*Problem to work on*
Write the material out again exactly as it stands.

[BEGIN Input material]

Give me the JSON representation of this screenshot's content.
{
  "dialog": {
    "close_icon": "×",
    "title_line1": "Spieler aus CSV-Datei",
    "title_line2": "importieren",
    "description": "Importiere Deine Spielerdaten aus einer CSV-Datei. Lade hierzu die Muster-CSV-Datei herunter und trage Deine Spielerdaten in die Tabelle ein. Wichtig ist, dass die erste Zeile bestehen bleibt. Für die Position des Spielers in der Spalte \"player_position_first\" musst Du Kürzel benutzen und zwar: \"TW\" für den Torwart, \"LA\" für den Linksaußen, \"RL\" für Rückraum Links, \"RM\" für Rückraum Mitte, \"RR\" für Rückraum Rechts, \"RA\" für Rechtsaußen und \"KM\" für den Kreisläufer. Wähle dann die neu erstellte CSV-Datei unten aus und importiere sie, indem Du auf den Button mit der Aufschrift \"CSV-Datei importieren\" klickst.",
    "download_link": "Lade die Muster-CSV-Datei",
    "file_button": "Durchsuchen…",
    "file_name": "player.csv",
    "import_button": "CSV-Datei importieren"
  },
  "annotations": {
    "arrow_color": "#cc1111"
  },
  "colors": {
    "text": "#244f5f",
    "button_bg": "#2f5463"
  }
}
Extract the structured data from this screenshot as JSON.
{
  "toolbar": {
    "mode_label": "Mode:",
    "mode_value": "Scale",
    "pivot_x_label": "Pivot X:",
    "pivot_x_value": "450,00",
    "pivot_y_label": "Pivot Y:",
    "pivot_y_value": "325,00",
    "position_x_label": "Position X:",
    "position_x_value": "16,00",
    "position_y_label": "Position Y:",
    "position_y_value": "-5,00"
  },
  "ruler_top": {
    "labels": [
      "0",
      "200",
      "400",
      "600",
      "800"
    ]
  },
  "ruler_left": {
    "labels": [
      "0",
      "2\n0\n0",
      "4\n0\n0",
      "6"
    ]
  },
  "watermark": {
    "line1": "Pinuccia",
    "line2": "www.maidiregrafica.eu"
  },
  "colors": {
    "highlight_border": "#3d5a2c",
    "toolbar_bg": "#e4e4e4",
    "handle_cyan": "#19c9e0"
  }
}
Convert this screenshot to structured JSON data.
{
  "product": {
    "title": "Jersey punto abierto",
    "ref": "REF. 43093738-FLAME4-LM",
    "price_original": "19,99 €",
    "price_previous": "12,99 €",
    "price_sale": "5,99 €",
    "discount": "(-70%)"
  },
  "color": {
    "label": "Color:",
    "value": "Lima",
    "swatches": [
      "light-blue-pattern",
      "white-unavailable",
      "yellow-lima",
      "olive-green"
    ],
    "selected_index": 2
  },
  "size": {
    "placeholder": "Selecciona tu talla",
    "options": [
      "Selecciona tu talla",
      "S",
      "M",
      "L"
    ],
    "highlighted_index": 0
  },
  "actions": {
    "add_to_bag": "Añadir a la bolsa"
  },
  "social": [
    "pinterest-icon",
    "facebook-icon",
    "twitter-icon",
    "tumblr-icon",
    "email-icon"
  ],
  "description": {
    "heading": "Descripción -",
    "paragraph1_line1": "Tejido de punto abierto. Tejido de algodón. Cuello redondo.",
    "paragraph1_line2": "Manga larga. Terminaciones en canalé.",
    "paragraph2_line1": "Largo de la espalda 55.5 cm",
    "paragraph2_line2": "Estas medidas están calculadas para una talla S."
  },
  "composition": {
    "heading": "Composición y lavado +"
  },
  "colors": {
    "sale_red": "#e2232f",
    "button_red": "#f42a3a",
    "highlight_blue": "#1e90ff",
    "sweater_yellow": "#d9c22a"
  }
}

[END Input material]

*Solution below*
Give me the JSON representation of this screenshot's content.
{
  "dialog": {
    "close_icon": "×",
    "title_line1": "Spieler aus CSV-Datei",
    "title_line2": "importieren",
    "description": "Importiere Deine Spielerdaten aus einer CSV-Datei. Lade hierzu die Muster-CSV-Datei herunter und trage Deine Spielerdaten in die Tabelle ein. Wichtig ist, dass die erste Zeile bestehen bleibt. Für die Position des Spielers in der Spalte \"player_position_first\" musst Du Kürzel benutzen und zwar: \"TW\" für den Torwart, \"LA\" für den Linksaußen, \"RL\" für Rückraum Links, \"RM\" für Rückraum Mitte, \"RR\" für Rückraum Rechts, \"RA\" für Rechtsaußen und \"KM\" für den Kreisläufer. Wähle dann die neu erstellte CSV-Datei unten aus und importiere sie, indem Du auf den Button mit der Aufschrift \"CSV-Datei importieren\" klickst.",
    "download_link": "Lade die Muster-CSV-Datei",
    "file_button": "Durchsuchen…",
    "file_name": "player.csv",
    "import_button": "CSV-Datei importieren"
  },
  "annotations": {
    "arrow_color": "#cc1111"
  },
  "colors": {
    "text": "#244f5f",
    "button_bg": "#2f5463"
  }
}
Extract the structured data from this screenshot as JSON.
{
  "toolbar": {
    "mode_label": "Mode:",
    "mode_value": "Scale",
    "pivot_x_label": "Pivot X:",
    "pivot_x_value": "450,00",
    "pivot_y_label": "Pivot Y:",
    "pivot_y_value": "325,00",
    "position_x_label": "Position X:",
    "position_x_value": "16,00",
    "position_y_label": "Position Y:",
    "position_y_value": "-5,00"
  },
  "ruler_top": {
    "labels": [
      "0",
      "200",
      "400",
      "600",
      "800"
    ]
  },
  "ruler_left": {
    "labels": [
      "0",
      "2\n0\n0",
      "4\n0\n0",
      "6"
    ]
  },
  "watermark": {
    "line1": "Pinuccia",
    "line2": "www.maidiregrafica.eu"
  },
  "colors": {
    "highlight_border": "#3d5a2c",
    "toolbar_bg": "#e4e4e4",
    "handle_cyan": "#19c9e0"
  }
}
Convert this screenshot to structured JSON data.
{
  "product": {
    "title": "Jersey punto abierto",
    "ref": "REF. 43093738-FLAME4-LM",
    "price_original": "19,99 €",
    "price_previous": "12,99 €",
    "price_sale": "5,99 €",
    "discount": "(-70%)"
  },
  "color": {
    "label": "Color:",
    "value": "Lima",
    "swatches": [
      "light-blue-pattern",
      "white-unavailable",
      "yellow-lima",
      "olive-green"
    ],
    "selected_index": 2
  },
  "size": {
    "placeholder": "Selecciona tu talla",
    "options": [
      "Selecciona tu talla",
      "S",
      "M",
      "L"
    ],
    "highlighted_index": 0
  },
  "actions": {
    "add_to_bag": "Añadir a la bolsa"
  },
  "social": [
    "pinterest-icon",
    "facebook-icon",
    "twitter-icon",
    "tumblr-icon",
    "email-icon"
  ],
  "description": {
    "heading": "Descripción -",
    "paragraph1_line1": "Tejido de punto abierto. Tejido de algodón. Cuello redondo.",
    "paragraph1_line2": "Manga larga. Terminaciones en canalé.",
    "paragraph2_line1": "Largo de la espalda 55.5 cm",
    "paragraph2_line2": "Estas medidas están calculadas para una talla S."
  },
  "composition": {
    "heading": "Composición y lavado +"
  },
  "colors": {
    "sale_red": "#e2232f",
    "button_red": "#f42a3a",
    "highlight_blue": "#1e90ff",
    "sweater_yellow": "#d9c22a"
  }
}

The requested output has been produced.